(Stored records)
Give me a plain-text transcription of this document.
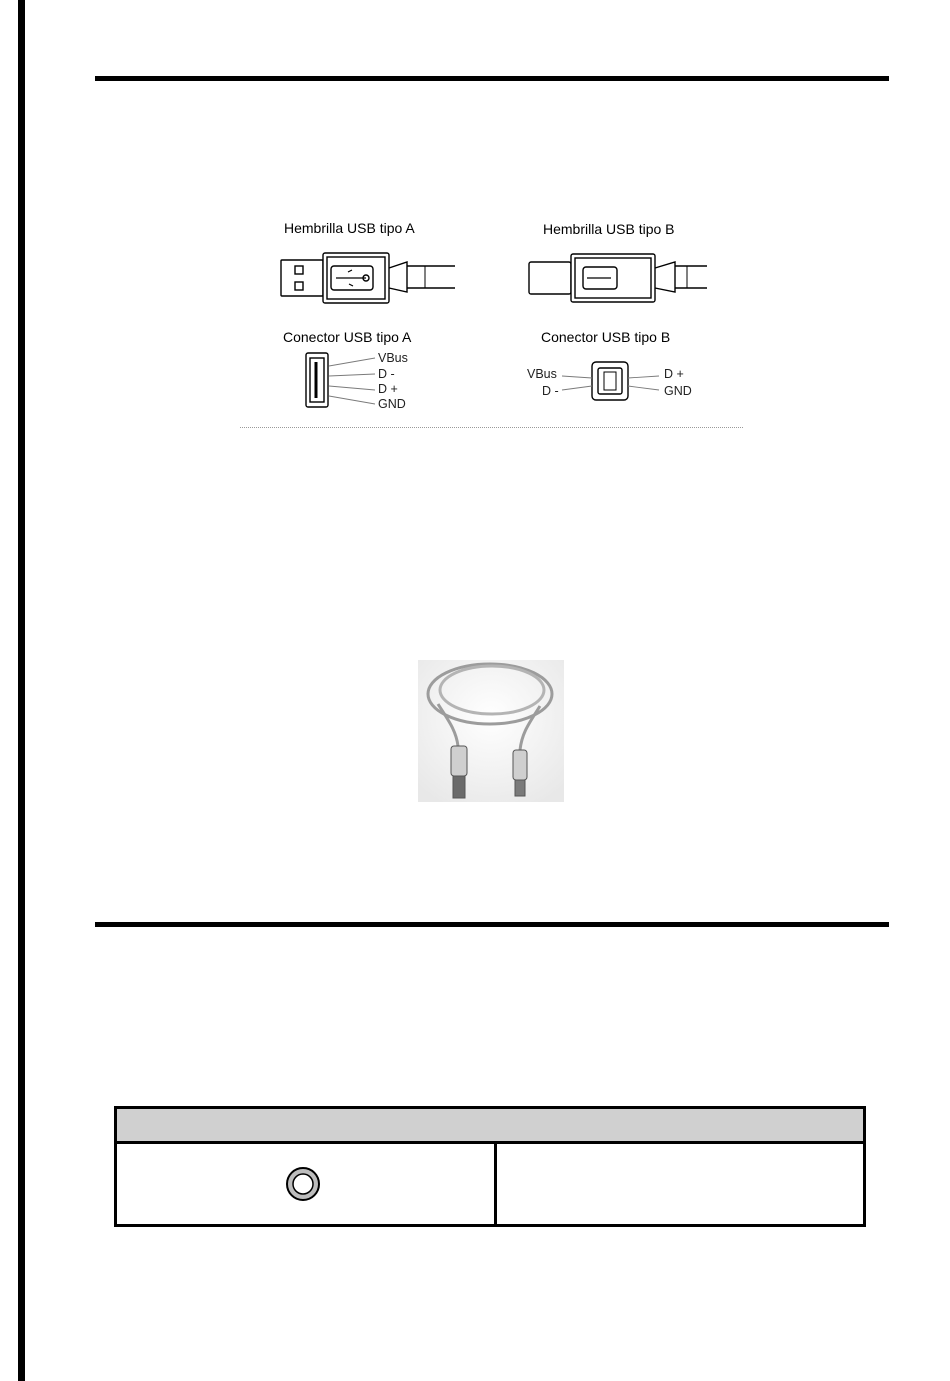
Hembrilla USB tipo A	Hembrilla USB tipo B
Conector USB tipo A	Conector USB tipo B
VBus
D -
D +
GND
VBus
D -
D +
GND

__Given instruction__
Output a faithful copy of the data, with each picture left out.

__Exercise response__
Give me a plain-text transcription of this document.
Hembrilla USB tipo A	Hembrilla USB tipo B
Conector USB tipo A	Conector USB tipo B
VBus
D -
D +
GND
VBus
D -
D +
GND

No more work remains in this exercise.